• [Brief]: Can you recast the lines in the records below as a JSON list of strings, one string per line and no blank lines, starting at the line that contains "y-axis-label: Data Transfers" and stopping after the line that contains "y-tick-label: 50 <box>106 228 143 265</box>"?

[Dataset records]
--

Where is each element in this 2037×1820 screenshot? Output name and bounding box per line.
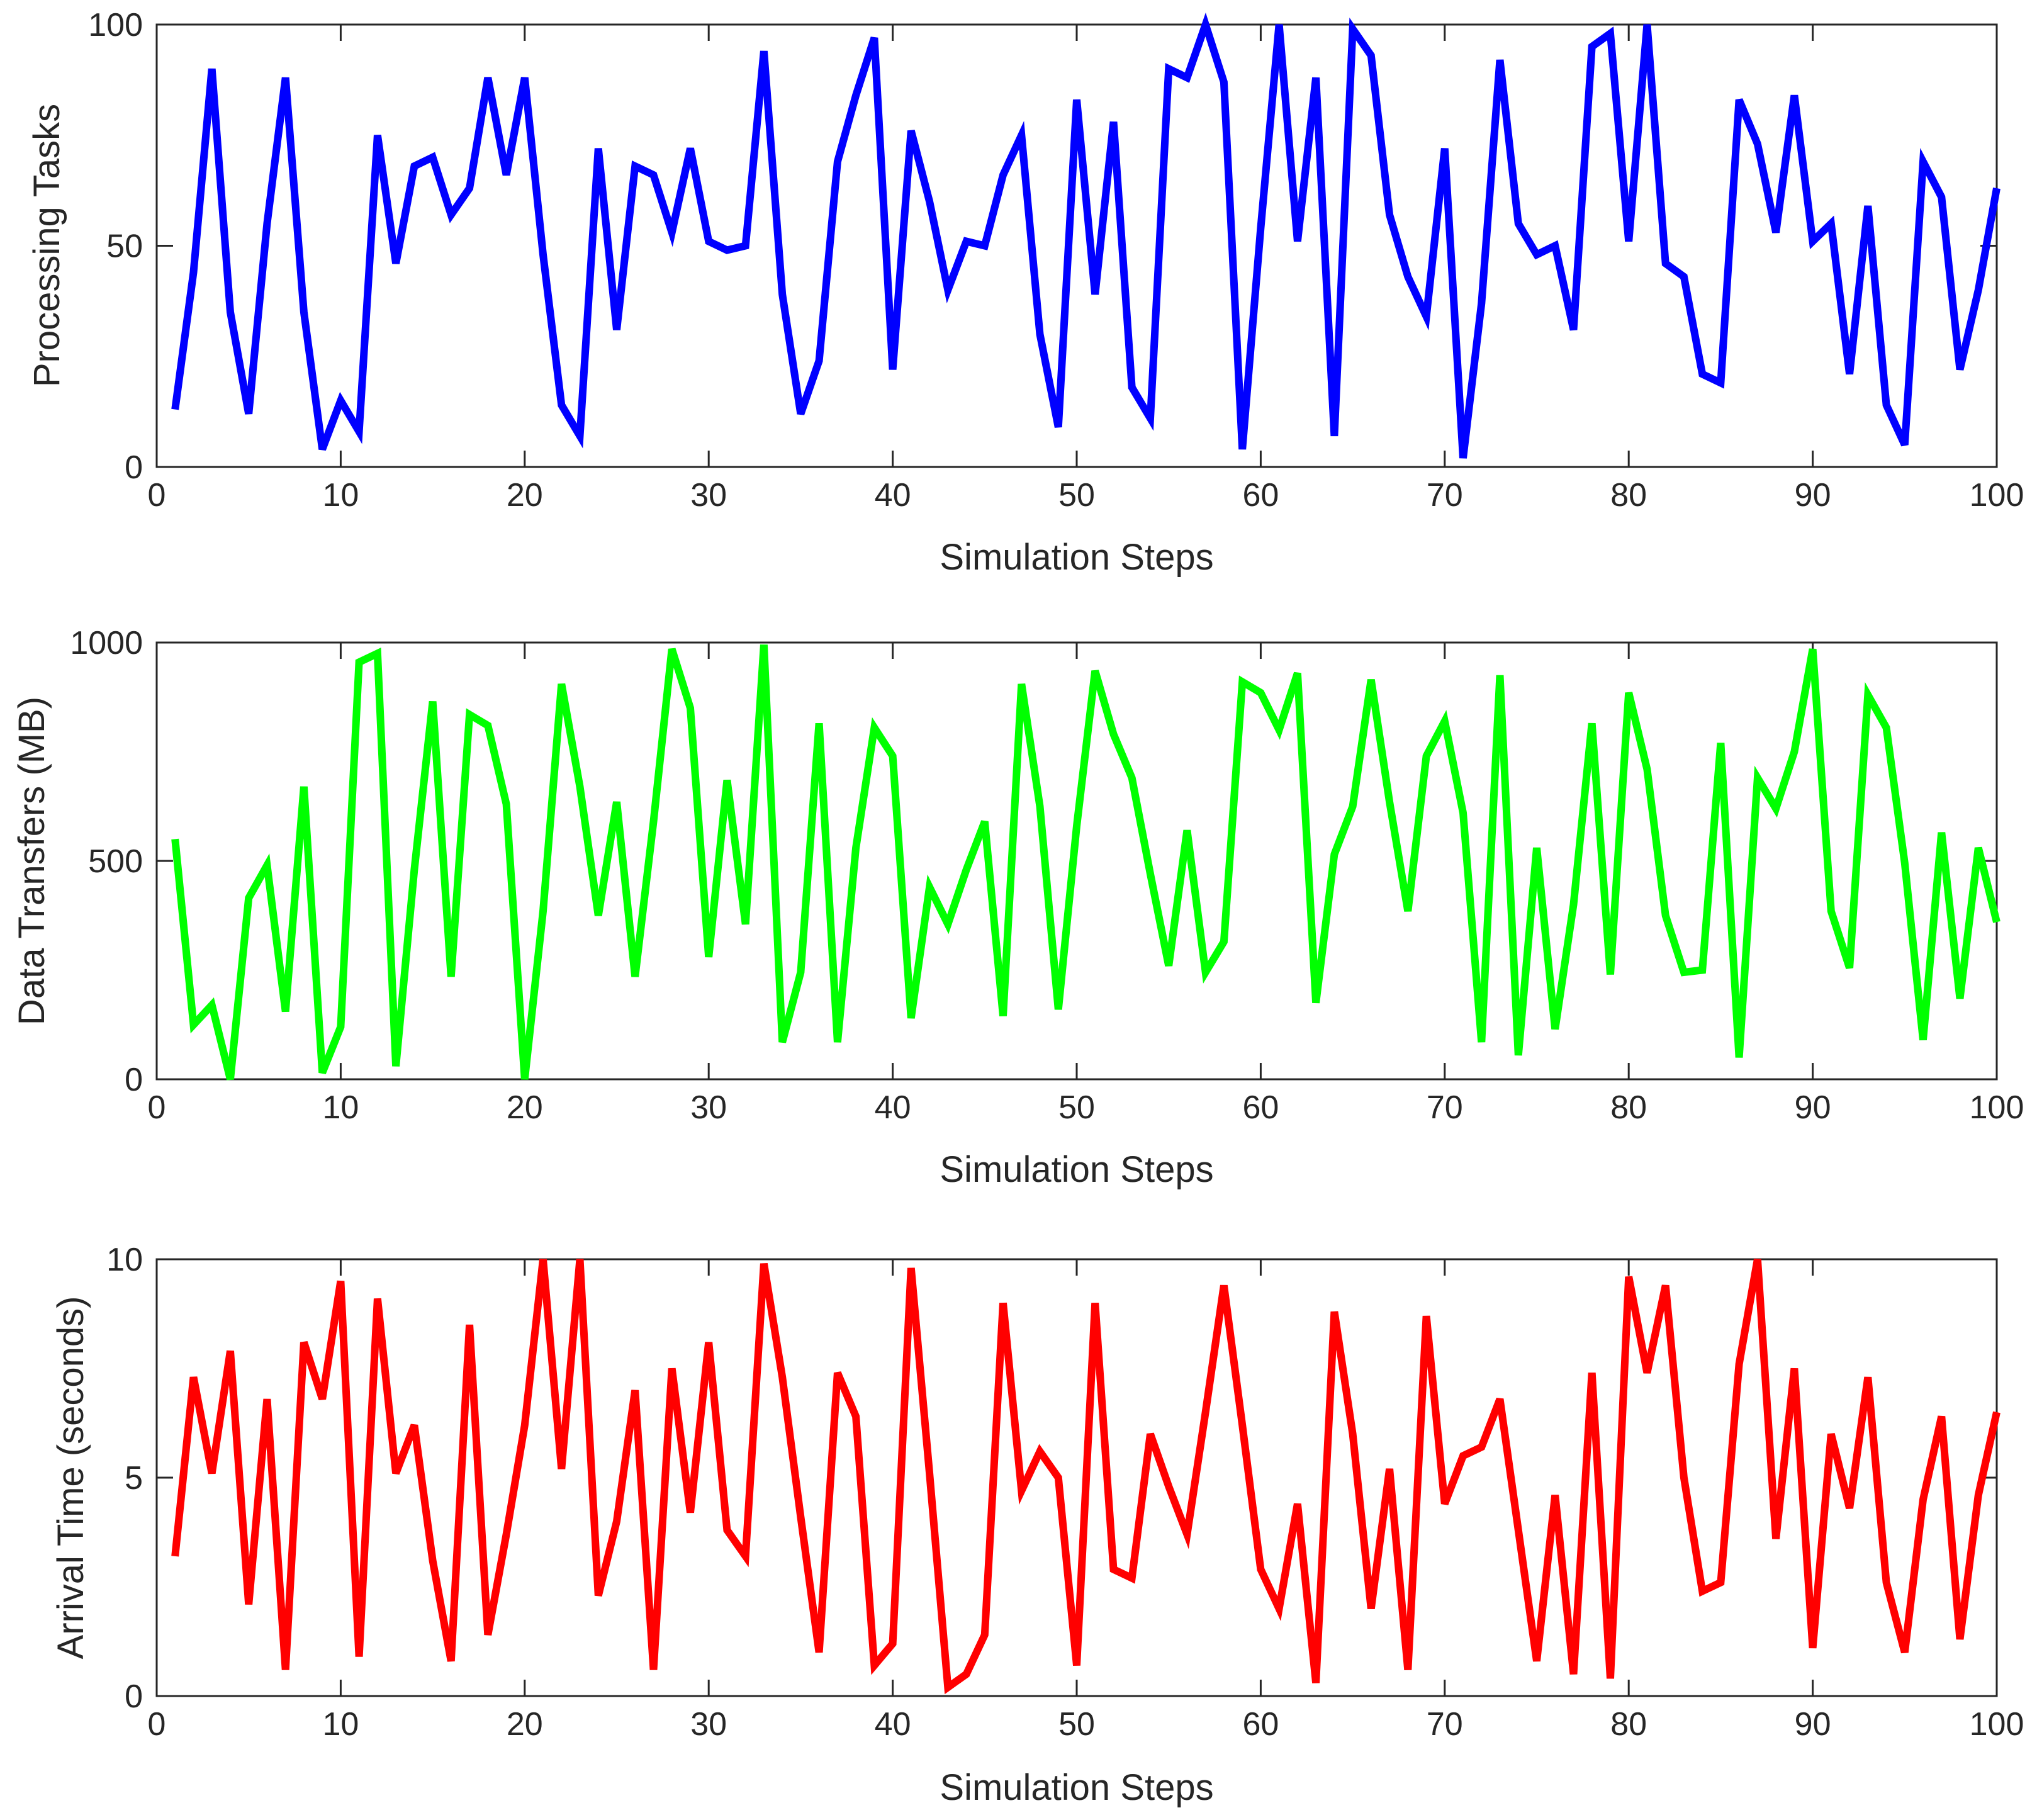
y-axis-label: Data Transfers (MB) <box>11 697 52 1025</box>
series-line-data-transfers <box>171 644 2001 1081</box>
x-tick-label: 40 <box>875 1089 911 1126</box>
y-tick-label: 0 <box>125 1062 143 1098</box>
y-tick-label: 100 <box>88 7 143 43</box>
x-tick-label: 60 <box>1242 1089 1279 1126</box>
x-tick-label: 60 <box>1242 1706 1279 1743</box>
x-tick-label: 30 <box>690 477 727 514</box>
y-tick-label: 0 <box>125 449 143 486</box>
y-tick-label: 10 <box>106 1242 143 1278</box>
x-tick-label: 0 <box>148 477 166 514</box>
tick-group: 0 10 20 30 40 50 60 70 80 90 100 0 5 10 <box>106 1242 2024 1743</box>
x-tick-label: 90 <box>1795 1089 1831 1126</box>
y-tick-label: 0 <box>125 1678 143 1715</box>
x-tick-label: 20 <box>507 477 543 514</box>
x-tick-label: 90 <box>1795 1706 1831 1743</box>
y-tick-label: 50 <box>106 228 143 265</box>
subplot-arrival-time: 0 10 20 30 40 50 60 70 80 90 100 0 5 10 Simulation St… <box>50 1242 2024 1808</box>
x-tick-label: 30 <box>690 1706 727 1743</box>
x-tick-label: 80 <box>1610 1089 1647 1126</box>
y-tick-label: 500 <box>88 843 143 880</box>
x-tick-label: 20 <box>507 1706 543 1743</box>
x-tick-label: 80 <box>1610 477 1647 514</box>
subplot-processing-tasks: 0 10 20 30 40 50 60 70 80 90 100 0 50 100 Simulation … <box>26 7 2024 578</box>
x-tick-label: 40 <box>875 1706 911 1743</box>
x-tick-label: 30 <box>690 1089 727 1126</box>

--

• [Finished task]:
[
  "y-axis-label: Data Transfers (MB) <box>11 697 52 1025</box>",
  "series-line-data-transfers <box>171 644 2001 1081</box>",
  "x-tick-label: 40 <box>875 1089 911 1126</box>",
  "y-tick-label: 0 <box>125 1062 143 1098</box>",
  "y-tick-label: 100 <box>88 7 143 43</box>",
  "x-tick-label: 60 <box>1242 1089 1279 1126</box>",
  "x-tick-label: 60 <box>1242 1706 1279 1743</box>",
  "x-tick-label: 30 <box>690 477 727 514</box>",
  "y-tick-label: 0 <box>125 449 143 486</box>",
  "y-tick-label: 10 <box>106 1242 143 1278</box>",
  "x-tick-label: 0 <box>148 477 166 514</box>",
  "tick-group: 0 10 20 30 40 50 60 70 80 90 100 0 5 10 <box>106 1242 2024 1743</box>",
  "x-tick-label: 90 <box>1795 1089 1831 1126</box>",
  "y-tick-label: 0 <box>125 1678 143 1715</box>",
  "x-tick-label: 20 <box>507 477 543 514</box>",
  "x-tick-label: 90 <box>1795 1706 1831 1743</box>",
  "y-tick-label: 50 <box>106 228 143 265</box>"
]